> [Written exercise]: Scan the lines below; pull out those with "VIGOR".

> [Data supplied]:
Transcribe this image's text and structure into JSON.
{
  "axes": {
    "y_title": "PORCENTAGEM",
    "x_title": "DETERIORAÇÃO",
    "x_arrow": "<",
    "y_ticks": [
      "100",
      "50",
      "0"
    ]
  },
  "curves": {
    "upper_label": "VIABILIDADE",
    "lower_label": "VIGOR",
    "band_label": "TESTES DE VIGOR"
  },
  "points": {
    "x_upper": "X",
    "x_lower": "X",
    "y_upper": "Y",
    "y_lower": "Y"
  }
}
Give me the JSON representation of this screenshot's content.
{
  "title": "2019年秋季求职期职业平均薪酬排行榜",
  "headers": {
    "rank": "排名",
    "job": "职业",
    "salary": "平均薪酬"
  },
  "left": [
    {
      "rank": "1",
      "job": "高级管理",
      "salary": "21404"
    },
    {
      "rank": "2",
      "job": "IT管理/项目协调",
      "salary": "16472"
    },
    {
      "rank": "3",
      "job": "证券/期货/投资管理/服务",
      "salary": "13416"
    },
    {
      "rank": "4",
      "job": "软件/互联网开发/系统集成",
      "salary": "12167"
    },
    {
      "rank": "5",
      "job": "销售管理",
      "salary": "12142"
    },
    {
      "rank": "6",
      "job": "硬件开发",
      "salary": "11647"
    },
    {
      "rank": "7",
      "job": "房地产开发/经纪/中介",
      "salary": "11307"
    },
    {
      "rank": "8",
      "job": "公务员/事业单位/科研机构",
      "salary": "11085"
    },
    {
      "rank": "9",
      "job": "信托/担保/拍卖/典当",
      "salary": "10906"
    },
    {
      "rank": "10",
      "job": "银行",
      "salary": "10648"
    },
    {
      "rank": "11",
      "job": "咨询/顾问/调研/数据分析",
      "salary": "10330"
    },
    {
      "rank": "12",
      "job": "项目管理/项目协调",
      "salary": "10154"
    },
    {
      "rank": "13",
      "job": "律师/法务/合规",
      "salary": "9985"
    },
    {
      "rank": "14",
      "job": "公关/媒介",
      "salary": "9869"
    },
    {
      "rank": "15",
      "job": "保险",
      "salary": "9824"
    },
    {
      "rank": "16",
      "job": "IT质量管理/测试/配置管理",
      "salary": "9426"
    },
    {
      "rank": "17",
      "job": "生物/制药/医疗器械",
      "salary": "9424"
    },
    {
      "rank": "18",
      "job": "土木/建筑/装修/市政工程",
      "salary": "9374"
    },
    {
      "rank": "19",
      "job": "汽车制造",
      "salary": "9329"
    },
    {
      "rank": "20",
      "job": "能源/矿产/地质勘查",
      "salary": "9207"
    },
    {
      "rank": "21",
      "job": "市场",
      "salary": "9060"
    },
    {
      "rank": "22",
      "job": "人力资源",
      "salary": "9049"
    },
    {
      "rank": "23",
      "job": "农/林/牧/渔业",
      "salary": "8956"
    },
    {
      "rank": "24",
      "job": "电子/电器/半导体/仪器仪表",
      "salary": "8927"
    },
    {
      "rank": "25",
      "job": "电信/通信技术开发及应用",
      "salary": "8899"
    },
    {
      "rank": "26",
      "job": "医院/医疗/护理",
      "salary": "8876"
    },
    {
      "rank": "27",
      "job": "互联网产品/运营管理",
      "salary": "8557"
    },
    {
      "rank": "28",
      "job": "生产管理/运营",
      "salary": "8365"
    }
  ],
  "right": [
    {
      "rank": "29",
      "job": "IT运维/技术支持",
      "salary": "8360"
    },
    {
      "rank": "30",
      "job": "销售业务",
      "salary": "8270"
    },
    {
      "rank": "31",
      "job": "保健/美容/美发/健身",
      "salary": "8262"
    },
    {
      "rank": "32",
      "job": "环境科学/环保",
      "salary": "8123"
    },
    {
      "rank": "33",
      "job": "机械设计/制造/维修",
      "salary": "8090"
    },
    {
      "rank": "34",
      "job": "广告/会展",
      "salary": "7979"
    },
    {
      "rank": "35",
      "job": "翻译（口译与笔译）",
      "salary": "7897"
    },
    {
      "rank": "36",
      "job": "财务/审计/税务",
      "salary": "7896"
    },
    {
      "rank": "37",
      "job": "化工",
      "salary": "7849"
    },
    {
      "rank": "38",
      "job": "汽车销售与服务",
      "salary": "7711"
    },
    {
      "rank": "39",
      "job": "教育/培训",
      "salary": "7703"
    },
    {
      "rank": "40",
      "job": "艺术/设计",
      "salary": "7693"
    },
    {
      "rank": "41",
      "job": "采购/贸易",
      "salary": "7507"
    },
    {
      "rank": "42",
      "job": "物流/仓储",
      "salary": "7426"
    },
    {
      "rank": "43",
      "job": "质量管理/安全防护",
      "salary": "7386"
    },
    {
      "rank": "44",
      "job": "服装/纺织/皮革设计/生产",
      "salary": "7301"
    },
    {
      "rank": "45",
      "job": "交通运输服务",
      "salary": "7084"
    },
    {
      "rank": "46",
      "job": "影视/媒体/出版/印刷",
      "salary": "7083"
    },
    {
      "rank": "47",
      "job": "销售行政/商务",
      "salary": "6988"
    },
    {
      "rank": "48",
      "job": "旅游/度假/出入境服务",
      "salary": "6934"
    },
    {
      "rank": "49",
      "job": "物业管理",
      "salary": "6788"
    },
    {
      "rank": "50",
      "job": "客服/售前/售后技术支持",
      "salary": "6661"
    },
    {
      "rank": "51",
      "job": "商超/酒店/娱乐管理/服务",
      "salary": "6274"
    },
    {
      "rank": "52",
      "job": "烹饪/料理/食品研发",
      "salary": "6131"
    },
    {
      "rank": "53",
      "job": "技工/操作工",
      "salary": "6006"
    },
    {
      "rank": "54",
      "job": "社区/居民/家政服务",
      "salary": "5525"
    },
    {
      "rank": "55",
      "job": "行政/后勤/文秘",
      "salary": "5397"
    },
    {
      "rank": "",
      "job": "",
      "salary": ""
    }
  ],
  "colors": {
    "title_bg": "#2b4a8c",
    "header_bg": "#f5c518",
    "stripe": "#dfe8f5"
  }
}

> [Written answer]:
    "lower_label": "VIGOR",
    "band_label": "TESTES DE VIGOR"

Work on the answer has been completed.